**Prompt**
Every line of the material that follows must be printed again exactly.

[start of Items]

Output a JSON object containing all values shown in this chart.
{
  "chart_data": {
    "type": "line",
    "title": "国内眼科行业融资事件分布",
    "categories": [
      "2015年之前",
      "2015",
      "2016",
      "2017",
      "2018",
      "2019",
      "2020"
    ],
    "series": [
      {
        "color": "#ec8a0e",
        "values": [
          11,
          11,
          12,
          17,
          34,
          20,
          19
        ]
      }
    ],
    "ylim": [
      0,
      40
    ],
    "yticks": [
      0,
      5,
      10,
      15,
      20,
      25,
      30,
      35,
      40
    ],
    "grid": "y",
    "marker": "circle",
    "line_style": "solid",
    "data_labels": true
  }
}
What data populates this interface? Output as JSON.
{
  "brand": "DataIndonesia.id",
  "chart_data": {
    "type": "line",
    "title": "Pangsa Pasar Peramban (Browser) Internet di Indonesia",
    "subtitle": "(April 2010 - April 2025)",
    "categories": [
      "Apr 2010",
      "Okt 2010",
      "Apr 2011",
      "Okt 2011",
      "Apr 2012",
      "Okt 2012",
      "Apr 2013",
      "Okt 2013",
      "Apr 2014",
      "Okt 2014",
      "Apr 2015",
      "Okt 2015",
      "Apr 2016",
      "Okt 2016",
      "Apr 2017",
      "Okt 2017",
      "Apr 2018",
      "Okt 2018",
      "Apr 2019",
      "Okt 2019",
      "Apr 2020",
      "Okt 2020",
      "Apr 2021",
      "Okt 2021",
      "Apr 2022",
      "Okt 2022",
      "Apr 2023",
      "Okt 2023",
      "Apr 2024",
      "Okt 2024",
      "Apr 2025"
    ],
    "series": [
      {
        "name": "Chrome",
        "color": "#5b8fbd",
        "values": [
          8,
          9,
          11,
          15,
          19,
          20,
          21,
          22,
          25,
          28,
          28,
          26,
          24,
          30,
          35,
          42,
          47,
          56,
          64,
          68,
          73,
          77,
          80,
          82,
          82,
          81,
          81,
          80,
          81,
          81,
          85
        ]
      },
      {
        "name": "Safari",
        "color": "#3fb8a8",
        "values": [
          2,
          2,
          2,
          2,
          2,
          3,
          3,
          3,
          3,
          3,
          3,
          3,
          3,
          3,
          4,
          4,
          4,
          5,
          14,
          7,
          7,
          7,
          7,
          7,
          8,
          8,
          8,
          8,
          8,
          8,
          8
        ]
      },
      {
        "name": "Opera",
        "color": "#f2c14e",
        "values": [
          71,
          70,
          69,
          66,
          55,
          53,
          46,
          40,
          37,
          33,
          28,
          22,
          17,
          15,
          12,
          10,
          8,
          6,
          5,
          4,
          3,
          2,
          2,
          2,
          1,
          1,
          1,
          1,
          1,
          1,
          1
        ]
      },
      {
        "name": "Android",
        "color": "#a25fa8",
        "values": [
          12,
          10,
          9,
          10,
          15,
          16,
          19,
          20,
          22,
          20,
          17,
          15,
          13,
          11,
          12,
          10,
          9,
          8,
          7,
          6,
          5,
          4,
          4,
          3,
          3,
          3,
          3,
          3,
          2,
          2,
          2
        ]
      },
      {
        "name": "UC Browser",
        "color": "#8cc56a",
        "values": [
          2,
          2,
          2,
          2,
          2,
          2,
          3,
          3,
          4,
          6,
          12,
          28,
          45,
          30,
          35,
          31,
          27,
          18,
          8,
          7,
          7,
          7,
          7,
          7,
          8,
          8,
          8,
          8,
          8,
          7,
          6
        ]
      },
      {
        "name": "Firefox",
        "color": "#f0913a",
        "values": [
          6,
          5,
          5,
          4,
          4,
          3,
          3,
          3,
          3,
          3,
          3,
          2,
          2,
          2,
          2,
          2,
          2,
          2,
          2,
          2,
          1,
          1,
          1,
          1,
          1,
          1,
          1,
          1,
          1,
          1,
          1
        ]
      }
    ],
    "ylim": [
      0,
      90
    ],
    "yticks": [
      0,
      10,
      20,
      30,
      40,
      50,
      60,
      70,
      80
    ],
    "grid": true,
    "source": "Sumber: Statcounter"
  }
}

[end of Items]

**Final result**
Output a JSON object containing all values shown in this chart.
{
  "chart_data": {
    "type": "line",
    "title": "国内眼科行业融资事件分布",
    "categories": [
      "2015年之前",
      "2015",
      "2016",
      "2017",
      "2018",
      "2019",
      "2020"
    ],
    "series": [
      {
        "color": "#ec8a0e",
        "values": [
          11,
          11,
          12,
          17,
          34,
          20,
          19
        ]
      }
    ],
    "ylim": [
      0,
      40
    ],
    "yticks": [
      0,
      5,
      10,
      15,
      20,
      25,
      30,
      35,
      40
    ],
    "grid": "y",
    "marker": "circle",
    "line_style": "solid",
    "data_labels": true
  }
}
What data populates this interface? Output as JSON.
{
  "brand": "DataIndonesia.id",
  "chart_data": {
    "type": "line",
    "title": "Pangsa Pasar Peramban (Browser) Internet di Indonesia",
    "subtitle": "(April 2010 - April 2025)",
    "categories": [
      "Apr 2010",
      "Okt 2010",
      "Apr 2011",
      "Okt 2011",
      "Apr 2012",
      "Okt 2012",
      "Apr 2013",
      "Okt 2013",
      "Apr 2014",
      "Okt 2014",
      "Apr 2015",
      "Okt 2015",
      "Apr 2016",
      "Okt 2016",
      "Apr 2017",
      "Okt 2017",
      "Apr 2018",
      "Okt 2018",
      "Apr 2019",
      "Okt 2019",
      "Apr 2020",
      "Okt 2020",
      "Apr 2021",
      "Okt 2021",
      "Apr 2022",
      "Okt 2022",
      "Apr 2023",
      "Okt 2023",
      "Apr 2024",
      "Okt 2024",
      "Apr 2025"
    ],
    "series": [
      {
        "name": "Chrome",
        "color": "#5b8fbd",
        "values": [
          8,
          9,
          11,
          15,
          19,
          20,
          21,
          22,
          25,
          28,
          28,
          26,
          24,
          30,
          35,
          42,
          47,
          56,
          64,
          68,
          73,
          77,
          80,
          82,
          82,
          81,
          81,
          80,
          81,
          81,
          85
        ]
      },
      {
        "name": "Safari",
        "color": "#3fb8a8",
        "values": [
          2,
          2,
          2,
          2,
          2,
          3,
          3,
          3,
          3,
          3,
          3,
          3,
          3,
          3,
          4,
          4,
          4,
          5,
          14,
          7,
          7,
          7,
          7,
          7,
          8,
          8,
          8,
          8,
          8,
          8,
          8
        ]
      },
      {
        "name": "Opera",
        "color": "#f2c14e",
        "values": [
          71,
          70,
          69,
          66,
          55,
          53,
          46,
          40,
          37,
          33,
          28,
          22,
          17,
          15,
          12,
          10,
          8,
          6,
          5,
          4,
          3,
          2,
          2,
          2,
          1,
          1,
          1,
          1,
          1,
          1,
          1
        ]
      },
      {
        "name": "Android",
        "color": "#a25fa8",
        "values": [
          12,
          10,
          9,
          10,
          15,
          16,
          19,
          20,
          22,
          20,
          17,
          15,
          13,
          11,
          12,
          10,
          9,
          8,
          7,
          6,
          5,
          4,
          4,
          3,
          3,
          3,
          3,
          3,
          2,
          2,
          2
        ]
      },
      {
        "name": "UC Browser",
        "color": "#8cc56a",
        "values": [
          2,
          2,
          2,
          2,
          2,
          2,
          3,
          3,
          4,
          6,
          12,
          28,
          45,
          30,
          35,
          31,
          27,
          18,
          8,
          7,
          7,
          7,
          7,
          7,
          8,
          8,
          8,
          8,
          8,
          7,
          6
        ]
      },
      {
        "name": "Firefox",
        "color": "#f0913a",
        "values": [
          6,
          5,
          5,
          4,
          4,
          3,
          3,
          3,
          3,
          3,
          3,
          2,
          2,
          2,
          2,
          2,
          2,
          2,
          2,
          2,
          1,
          1,
          1,
          1,
          1,
          1,
          1,
          1,
          1,
          1,
          1
        ]
      }
    ],
    "ylim": [
      0,
      90
    ],
    "yticks": [
      0,
      10,
      20,
      30,
      40,
      50,
      60,
      70,
      80
    ],
    "grid": true,
    "source": "Sumber: Statcounter"
  }
}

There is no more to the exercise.